● Data supplied:
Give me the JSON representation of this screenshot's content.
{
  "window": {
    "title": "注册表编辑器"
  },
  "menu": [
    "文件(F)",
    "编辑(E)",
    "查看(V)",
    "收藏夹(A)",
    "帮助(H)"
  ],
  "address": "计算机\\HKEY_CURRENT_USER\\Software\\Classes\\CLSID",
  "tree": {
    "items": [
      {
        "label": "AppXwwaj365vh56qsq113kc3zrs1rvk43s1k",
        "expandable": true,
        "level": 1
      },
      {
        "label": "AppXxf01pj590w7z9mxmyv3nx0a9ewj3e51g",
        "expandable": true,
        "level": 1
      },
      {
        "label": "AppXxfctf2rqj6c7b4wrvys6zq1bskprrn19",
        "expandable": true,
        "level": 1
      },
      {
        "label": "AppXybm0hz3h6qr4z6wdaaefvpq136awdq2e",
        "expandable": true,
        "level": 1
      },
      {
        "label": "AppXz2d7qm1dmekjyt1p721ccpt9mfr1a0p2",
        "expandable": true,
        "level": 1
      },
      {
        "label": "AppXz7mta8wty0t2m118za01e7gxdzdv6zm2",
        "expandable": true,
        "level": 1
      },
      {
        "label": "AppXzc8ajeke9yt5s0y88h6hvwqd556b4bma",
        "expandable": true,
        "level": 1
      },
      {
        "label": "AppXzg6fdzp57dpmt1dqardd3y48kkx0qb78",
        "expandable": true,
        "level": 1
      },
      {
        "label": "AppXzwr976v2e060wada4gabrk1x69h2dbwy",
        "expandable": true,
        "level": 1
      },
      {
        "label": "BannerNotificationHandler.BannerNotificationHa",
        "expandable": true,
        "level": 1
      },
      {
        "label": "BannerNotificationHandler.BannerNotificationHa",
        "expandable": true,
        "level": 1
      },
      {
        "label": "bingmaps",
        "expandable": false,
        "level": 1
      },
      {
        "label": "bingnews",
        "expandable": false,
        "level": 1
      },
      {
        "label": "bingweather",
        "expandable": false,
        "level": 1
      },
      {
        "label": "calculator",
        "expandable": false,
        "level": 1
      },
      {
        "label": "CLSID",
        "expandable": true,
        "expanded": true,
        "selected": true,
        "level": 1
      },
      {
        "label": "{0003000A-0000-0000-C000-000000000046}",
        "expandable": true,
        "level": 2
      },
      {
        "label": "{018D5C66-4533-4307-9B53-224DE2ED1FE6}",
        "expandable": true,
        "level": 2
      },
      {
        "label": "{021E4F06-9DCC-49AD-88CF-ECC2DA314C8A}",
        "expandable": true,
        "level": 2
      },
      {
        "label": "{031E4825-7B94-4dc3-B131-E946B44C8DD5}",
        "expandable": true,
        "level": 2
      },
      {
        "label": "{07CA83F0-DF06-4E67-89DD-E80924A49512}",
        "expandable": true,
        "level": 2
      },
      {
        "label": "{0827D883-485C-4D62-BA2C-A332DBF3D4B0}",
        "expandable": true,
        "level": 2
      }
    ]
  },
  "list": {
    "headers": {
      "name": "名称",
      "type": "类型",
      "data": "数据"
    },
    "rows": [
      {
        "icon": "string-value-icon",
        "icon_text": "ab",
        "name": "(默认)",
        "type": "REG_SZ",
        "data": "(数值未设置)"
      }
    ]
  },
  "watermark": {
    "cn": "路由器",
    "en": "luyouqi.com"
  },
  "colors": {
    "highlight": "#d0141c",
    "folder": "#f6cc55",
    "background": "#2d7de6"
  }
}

---

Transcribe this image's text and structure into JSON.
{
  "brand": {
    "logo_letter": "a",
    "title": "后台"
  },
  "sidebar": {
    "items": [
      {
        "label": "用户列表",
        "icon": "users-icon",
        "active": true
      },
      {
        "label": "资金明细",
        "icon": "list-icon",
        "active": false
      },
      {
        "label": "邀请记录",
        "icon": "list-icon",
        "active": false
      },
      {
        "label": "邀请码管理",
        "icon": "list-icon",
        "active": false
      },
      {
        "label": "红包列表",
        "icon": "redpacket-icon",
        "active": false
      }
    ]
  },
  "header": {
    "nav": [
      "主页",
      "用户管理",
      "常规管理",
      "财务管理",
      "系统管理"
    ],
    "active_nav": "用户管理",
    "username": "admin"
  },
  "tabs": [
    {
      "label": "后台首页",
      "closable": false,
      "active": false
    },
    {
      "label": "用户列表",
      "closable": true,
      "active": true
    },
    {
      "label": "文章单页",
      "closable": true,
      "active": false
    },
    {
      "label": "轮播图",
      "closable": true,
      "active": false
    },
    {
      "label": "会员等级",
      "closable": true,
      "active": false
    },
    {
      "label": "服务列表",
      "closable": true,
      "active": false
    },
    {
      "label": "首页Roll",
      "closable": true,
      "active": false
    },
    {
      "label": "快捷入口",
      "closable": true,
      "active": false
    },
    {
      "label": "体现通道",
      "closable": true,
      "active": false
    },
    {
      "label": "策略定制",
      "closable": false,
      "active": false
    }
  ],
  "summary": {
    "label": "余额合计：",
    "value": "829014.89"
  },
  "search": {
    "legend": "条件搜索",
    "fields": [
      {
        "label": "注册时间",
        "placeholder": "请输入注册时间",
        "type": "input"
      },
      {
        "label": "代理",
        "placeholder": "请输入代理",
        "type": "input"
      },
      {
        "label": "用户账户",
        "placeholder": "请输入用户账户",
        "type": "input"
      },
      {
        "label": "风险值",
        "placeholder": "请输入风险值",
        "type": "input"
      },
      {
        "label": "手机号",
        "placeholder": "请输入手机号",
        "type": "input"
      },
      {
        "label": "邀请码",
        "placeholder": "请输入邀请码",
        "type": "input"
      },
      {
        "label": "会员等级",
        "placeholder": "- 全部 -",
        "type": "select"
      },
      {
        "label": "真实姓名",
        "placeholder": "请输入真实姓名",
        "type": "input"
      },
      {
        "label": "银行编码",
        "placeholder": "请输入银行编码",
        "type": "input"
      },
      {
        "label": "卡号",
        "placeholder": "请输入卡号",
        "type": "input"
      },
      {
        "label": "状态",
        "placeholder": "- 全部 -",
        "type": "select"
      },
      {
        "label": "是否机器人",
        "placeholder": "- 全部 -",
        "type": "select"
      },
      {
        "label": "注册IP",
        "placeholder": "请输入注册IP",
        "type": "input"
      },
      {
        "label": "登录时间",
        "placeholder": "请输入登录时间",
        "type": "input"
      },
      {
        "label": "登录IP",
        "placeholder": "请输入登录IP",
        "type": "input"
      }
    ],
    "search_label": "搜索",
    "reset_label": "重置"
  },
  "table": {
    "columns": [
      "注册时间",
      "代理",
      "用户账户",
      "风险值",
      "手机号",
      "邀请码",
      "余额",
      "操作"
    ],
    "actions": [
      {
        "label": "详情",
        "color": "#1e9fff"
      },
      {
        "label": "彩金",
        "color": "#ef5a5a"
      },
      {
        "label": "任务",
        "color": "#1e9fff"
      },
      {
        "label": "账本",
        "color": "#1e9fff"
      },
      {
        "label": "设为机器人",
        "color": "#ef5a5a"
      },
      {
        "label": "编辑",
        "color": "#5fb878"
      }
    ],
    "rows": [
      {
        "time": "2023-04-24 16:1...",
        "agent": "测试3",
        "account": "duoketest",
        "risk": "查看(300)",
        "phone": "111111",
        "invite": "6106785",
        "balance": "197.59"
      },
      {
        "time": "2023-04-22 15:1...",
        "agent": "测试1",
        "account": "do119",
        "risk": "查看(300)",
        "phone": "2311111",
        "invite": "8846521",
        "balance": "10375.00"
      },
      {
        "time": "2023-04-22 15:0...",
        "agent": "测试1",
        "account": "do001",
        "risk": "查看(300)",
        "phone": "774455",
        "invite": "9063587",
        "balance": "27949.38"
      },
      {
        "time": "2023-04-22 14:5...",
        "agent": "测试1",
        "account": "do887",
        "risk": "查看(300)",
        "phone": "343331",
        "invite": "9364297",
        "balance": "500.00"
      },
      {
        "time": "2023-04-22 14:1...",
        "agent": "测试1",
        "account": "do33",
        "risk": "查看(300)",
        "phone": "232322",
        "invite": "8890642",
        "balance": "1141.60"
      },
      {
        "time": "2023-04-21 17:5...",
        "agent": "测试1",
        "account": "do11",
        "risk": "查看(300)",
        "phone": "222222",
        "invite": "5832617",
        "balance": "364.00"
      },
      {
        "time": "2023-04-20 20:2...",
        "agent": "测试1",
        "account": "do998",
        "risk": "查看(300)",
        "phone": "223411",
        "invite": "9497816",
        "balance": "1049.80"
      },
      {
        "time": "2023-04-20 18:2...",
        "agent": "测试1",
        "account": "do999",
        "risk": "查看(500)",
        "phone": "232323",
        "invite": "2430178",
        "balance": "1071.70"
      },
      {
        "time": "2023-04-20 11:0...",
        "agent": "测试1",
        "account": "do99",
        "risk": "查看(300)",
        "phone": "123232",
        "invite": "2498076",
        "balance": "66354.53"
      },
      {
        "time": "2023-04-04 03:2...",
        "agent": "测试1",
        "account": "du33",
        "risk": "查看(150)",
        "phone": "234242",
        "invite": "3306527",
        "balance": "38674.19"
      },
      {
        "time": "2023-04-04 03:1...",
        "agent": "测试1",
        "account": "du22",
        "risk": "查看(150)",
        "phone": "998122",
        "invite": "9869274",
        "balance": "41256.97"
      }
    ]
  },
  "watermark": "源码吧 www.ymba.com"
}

● Problem:
Work through the records line by line and tally those with the word "balance". Report only the total.

● Written answer:
11